_Documento de origem_.
>>>

Brasil registra menor saldo de empregos formais em novembro desde 2020, com 85,9 mil vagas criadas.
A economia brasileira abriu 85,9 mil novas vagas de emprego formal em novembro de 2025, de acordo com dados divulgados nesta terça-feira (30) pelo Ministério do Trabalho e Emprego. Este número representa uma queda expressiva de 19,1% em comparação com o mesmo período do ano anterior, quando foram gerados cerca de 106,1 mil postos de trabalho com carteira assinada.
O resultado de novembro de 2025 configura o pior desempenho para o mês desde o início da série histórica do novo Cadastro Geral de Empregados e Desempregados (Caged), iniciada em 2020. A série histórica para o mês de novembro mostra uma tendência de queda nos últimos anos, com 376,4 mil vagas em 2020 e 314,1 mil em 2021, seguidas por 127,9 mil em 2022, 121,4 mil em 2023 e 106,1 mil em 2024.
No acumulado de janeiro a novembro de 2025, o país gerou 1,9 milhão de empregos formais. Este total representa uma redução de 10,9% em relação ao mesmo período de 2024, quando foram criadas 2,12 milhões de vagas. A atual marca é a menor geração de empregos para os onze primeiros meses do ano desde 2023, que registrou 1,78 milhão de vagas formais.
O ministro do Trabalho e Emprego, Luiz Marinho, reconheceu que o saldo de novembro não foi uma surpresa, apesar da queda em relação aos anos anteriores. Ele apontou o desaquecimento da economia, influenciado pelas altas taxas de juros, como principal fator para a desaceleração do mercado de trabalho. O ministro também mencionou que o impacto de tarifas específicas, como as sobre calçados e madeira, concentrou-se em alguns setores industriais.
Desempenho setorial e regional em novembro
Os dados do Caged de novembro de 2025 revelam que apenas dois dos cinco principais setores da economia apresentaram saldo positivo na geração de empregos formais. A indústria foi o setor com a maior queda no número de vagas, enquanto o comércio se destacou pelo crescimento mais expressivo. O setor de serviços também contribuiu positivamente para o saldo geral.
Em termos de vagas criadas, o comércio liderou com 78,2 mil novas oportunidades, seguido pelo setor de serviços, com 75,1 mil empregos. Por outro lado, a agropecuária registrou um fechamento líquido de 16,6 mil vagas, a construção civil teve 23,8 mil desligamentos, e a indústria fechou 27,1 mil postos de trabalho.

<<<

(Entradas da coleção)
>>>

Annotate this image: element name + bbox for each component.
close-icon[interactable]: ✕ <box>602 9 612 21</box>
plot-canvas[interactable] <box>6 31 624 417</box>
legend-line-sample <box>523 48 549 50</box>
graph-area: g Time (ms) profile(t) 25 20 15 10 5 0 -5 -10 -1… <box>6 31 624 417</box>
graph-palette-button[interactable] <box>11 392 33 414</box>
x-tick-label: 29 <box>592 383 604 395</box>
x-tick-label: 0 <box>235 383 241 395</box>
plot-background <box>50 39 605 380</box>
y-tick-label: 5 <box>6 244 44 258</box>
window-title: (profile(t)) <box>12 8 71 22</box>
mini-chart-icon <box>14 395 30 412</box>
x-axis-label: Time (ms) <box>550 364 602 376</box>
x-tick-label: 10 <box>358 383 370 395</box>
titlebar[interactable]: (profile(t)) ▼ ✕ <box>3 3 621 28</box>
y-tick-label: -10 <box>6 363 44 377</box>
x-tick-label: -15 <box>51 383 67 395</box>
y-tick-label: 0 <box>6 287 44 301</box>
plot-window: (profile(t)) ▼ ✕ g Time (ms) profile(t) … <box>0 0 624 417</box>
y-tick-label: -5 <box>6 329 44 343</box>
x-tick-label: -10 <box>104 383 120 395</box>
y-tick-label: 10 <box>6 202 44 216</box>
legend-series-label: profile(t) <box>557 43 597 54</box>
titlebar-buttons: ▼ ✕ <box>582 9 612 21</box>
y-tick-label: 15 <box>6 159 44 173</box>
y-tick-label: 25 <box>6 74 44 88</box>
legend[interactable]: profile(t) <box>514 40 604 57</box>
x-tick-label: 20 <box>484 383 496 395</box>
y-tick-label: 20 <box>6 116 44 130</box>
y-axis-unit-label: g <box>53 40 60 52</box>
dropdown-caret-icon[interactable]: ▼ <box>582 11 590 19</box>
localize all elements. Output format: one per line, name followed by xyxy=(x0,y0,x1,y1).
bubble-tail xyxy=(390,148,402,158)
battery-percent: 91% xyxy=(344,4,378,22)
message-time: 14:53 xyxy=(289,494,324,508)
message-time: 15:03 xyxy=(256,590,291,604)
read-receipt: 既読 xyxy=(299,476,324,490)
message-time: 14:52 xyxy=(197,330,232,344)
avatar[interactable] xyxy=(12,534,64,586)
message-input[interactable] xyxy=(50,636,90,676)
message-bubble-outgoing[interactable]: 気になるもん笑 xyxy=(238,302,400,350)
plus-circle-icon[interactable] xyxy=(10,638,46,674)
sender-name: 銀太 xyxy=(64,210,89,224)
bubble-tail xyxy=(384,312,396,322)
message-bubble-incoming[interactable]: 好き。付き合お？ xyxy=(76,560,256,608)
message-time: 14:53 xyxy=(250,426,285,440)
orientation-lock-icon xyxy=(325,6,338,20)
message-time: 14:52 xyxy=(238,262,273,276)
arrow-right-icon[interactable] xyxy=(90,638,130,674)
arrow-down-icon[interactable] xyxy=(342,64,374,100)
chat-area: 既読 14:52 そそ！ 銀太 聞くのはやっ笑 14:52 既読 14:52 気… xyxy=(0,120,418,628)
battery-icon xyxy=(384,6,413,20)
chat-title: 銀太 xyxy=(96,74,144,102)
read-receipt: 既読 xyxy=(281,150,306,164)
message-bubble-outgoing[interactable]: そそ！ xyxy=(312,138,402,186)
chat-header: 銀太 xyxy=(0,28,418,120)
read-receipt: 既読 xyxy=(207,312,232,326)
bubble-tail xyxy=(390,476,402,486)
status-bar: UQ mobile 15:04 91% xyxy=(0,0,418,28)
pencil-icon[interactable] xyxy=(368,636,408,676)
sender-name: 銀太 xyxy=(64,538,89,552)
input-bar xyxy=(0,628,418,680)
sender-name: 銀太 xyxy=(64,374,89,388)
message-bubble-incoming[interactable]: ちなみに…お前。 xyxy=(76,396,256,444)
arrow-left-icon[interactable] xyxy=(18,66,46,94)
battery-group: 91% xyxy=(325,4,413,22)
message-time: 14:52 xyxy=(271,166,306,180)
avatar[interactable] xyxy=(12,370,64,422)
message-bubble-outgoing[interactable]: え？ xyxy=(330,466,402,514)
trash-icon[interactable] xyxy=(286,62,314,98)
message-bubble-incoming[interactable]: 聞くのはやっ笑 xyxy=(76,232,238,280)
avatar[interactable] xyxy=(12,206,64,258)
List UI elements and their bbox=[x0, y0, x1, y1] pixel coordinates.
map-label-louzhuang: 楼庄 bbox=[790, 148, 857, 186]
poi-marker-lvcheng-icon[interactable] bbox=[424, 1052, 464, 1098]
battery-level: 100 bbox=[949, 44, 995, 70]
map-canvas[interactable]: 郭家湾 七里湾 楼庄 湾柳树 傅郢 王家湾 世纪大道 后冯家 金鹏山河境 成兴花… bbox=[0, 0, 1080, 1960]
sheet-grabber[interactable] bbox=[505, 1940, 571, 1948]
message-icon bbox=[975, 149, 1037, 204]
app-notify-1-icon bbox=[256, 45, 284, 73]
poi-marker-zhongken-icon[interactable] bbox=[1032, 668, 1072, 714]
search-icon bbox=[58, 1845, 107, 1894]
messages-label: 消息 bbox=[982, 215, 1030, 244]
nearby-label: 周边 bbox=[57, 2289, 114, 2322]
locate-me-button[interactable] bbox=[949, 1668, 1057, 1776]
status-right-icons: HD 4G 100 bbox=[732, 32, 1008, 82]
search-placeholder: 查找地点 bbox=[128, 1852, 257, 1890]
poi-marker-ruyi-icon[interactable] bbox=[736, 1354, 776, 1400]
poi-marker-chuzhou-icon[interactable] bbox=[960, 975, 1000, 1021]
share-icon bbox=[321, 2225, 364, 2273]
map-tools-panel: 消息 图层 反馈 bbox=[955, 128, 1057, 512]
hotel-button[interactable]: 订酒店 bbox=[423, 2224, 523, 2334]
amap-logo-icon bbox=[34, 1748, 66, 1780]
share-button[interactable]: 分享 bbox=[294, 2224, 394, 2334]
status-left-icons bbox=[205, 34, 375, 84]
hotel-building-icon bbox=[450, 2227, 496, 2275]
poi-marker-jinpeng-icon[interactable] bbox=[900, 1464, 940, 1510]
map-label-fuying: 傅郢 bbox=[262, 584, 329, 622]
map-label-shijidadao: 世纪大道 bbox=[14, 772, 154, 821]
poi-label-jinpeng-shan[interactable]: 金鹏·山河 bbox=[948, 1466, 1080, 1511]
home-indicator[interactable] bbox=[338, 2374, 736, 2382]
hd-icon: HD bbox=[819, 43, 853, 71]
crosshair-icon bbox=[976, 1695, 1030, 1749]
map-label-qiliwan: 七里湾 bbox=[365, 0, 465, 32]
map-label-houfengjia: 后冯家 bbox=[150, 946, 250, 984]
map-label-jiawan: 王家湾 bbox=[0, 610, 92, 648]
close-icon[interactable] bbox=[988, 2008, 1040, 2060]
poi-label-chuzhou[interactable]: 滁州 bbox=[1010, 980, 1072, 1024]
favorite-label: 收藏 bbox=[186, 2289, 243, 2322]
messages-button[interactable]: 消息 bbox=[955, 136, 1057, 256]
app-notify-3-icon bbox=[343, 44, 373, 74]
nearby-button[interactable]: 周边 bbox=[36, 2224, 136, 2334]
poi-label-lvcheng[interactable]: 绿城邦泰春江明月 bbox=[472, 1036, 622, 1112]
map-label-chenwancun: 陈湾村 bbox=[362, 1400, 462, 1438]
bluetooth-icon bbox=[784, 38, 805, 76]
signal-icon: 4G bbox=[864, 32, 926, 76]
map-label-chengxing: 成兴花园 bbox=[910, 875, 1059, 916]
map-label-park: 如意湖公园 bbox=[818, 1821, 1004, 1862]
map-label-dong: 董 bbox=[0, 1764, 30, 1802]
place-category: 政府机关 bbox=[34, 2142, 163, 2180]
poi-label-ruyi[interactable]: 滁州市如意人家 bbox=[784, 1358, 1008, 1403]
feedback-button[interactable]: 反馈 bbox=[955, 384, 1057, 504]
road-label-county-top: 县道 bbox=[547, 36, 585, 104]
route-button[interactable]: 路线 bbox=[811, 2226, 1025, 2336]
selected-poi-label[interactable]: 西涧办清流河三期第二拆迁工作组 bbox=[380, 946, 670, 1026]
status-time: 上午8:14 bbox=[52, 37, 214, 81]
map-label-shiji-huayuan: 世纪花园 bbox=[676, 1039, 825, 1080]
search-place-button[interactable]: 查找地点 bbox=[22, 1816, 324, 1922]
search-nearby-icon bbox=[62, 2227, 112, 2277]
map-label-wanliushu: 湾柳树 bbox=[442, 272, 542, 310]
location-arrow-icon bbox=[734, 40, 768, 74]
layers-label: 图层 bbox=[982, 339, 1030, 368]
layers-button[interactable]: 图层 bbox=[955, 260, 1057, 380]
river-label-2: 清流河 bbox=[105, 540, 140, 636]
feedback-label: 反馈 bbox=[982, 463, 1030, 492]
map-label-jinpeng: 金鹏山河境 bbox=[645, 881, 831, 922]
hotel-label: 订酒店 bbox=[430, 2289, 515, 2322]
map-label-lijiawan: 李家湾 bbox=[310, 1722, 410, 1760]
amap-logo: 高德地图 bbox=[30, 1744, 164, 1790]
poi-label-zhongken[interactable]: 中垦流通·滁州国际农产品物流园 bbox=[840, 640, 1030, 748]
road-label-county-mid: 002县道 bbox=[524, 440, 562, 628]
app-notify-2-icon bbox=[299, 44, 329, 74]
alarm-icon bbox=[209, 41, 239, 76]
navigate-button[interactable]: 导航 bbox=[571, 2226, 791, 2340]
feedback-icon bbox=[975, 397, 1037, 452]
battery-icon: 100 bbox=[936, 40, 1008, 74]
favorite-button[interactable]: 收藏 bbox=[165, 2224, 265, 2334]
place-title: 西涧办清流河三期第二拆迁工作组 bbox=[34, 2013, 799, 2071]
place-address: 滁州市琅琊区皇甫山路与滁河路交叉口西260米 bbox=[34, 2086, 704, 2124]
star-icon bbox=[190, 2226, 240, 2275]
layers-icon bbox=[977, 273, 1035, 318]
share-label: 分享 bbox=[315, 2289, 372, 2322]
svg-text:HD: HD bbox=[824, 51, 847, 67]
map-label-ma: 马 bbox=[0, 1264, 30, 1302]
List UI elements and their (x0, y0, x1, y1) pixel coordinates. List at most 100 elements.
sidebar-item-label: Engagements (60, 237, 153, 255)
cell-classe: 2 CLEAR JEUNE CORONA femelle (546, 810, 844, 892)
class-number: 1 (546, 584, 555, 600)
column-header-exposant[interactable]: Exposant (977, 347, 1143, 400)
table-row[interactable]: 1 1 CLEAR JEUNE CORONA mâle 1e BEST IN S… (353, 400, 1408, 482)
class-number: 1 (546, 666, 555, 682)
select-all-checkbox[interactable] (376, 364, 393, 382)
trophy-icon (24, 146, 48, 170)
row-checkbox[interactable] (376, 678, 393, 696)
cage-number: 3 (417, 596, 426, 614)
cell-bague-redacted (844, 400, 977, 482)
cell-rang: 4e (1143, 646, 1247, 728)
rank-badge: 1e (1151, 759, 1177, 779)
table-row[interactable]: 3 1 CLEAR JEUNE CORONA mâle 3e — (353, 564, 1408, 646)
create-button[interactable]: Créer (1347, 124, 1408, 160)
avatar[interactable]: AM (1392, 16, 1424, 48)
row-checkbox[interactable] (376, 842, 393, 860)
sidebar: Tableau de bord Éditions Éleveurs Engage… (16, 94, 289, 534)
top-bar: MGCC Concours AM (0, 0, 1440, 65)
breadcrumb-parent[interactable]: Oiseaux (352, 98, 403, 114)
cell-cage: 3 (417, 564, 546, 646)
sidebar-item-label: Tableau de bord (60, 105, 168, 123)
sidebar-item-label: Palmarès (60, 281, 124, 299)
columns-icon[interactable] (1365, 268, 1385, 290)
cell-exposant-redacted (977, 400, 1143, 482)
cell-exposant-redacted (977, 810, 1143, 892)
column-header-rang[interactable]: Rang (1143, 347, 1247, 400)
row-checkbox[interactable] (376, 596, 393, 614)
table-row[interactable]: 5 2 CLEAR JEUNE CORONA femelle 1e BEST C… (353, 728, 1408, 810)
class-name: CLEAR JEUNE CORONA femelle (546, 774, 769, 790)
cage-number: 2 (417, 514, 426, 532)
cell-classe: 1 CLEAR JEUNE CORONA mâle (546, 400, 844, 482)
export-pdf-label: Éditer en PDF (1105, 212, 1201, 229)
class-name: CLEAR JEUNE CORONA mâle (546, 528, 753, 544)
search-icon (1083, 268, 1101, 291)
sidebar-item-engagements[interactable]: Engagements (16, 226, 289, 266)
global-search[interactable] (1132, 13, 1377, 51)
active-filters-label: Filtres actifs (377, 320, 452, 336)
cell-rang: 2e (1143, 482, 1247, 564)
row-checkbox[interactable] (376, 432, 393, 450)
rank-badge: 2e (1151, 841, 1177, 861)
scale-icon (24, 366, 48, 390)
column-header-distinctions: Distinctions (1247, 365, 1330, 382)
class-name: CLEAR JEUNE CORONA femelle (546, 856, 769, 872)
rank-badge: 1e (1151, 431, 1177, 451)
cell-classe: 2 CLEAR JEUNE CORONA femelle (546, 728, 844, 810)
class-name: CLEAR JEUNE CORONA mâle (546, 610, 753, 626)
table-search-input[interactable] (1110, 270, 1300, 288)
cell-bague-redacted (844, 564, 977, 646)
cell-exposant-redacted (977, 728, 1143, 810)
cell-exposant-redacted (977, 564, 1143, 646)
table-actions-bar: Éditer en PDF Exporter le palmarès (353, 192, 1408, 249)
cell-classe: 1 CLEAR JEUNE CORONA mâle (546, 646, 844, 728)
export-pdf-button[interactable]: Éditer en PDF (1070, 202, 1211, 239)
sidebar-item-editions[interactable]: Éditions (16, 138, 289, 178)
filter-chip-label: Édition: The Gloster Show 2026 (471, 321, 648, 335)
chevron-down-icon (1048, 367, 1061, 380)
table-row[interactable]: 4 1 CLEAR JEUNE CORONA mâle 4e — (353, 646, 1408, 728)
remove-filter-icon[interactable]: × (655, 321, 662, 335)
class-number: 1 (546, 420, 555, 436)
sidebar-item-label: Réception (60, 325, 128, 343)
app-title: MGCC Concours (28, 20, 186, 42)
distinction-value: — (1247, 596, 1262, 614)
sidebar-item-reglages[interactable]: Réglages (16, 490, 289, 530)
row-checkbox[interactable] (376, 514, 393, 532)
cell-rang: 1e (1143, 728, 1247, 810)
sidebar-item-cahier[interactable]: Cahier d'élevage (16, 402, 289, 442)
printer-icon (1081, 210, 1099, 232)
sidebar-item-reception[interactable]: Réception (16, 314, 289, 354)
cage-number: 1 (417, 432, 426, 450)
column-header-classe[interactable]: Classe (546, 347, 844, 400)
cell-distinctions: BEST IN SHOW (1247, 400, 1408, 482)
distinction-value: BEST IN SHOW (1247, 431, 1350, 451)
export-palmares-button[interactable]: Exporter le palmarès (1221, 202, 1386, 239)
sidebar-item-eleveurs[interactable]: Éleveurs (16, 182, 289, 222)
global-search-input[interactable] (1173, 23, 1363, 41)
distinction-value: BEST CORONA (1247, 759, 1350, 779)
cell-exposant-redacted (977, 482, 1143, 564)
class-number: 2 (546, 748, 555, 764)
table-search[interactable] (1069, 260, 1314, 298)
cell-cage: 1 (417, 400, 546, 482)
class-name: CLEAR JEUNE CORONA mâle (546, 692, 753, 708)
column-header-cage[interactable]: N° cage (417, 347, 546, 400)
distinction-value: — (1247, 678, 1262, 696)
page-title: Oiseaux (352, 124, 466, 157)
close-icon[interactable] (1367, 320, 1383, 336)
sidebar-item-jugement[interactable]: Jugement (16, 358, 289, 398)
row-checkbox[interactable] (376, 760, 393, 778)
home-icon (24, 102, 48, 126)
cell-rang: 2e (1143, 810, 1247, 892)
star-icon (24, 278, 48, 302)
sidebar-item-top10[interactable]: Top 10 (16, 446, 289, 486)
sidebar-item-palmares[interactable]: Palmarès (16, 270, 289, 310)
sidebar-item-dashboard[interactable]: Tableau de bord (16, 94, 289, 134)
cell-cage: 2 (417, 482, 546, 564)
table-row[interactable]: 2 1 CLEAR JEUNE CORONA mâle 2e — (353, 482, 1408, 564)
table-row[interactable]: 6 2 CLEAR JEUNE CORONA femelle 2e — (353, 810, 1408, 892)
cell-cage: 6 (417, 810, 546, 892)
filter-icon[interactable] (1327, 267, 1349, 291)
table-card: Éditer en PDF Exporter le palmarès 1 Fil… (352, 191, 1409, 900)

<<<

_Instruções de trabalho_.
1. Indique se cada afirmação abaixo concorda com a notícia sobre o emprego formal, respondendo sim ou não e citando as palavras decisivas do texto. (a) Em novembro de 2024, foram gerados cerca de 106,1 mil postos de trabalho com carteira assinada. (b) Em novembro de 2025, três dos cinco principais setores da economia tiveram saldo positivo. (c) A construção civil fechou 27,1 mil vagas em novembro de 2025.
2. Segundo a notícia sobre o emprego formal, quantos empregos formais o país gerou de janeiro a novembro de 2025?
3. Escreva a continuação da notícia sobre o emprego formal a partir do ponto em que ela termina.
Os registros não são necessários aqui.

_Lista de respostas_.
1.
(a) Sim: "quando foram gerados cerca de 106,1 mil postos de trabalho com carteira assinada".
(b) Não: "apenas dois dos cinco principais setores da economia apresentaram saldo positivo".
(c) Não: "a construção civil teve 23,8 mil desligamentos".

2. O país gerou 1,9 milhão de empregos formais.

3.
Regiões do Brasil e salário médio de admissão
No que diz respeito à distribuição geográfica, quatro das cinco regiões do país registraram a criação de empregos formais em novembro. A região Sudeste foi a que mais gerou vagas, com 43,3 mil, seguida pelo Nordeste com 35,6 mil e pelo Sul com 11,6 mil. A região Norte também apresentou saldo positivo, com 6 mil novas vagas.
A única região a registrar queda no saldo de empregos formais foi o Centro-Oeste, que teve um fechamento líquido de 10,8 mil postos de trabalho. Esses dados refletem as diferentes dinâmicas econômicas regionais e setoriais que moldam o mercado de trabalho formal no Brasil.
Salário médio de admissão em alta
Apesar da menor geração de vagas, o salário médio de admissão para trabalhadores com carteira assinada em novembro de 2025 apresentou uma alta real. O valor foi de R$ 2.310,78, superando os R$ 2.242,83 registrados em novembro de 2024, já descontada a inflação. Este aumento no salário médio de entrada pode ser um indicativo de valorização da mão de obra em certas áreas.
É importante ressaltar que os dados do Caged englobam apenas trabalhadores com carteira assinada, excluindo os trabalhadores informais. Portanto, esses resultados não são diretamente comparáveis com as taxas de desemprego divulgadas pelo Instituto Brasileiro de Geografia e Estatística (IBGE), que utilizam outra metodologia de coleta de dados.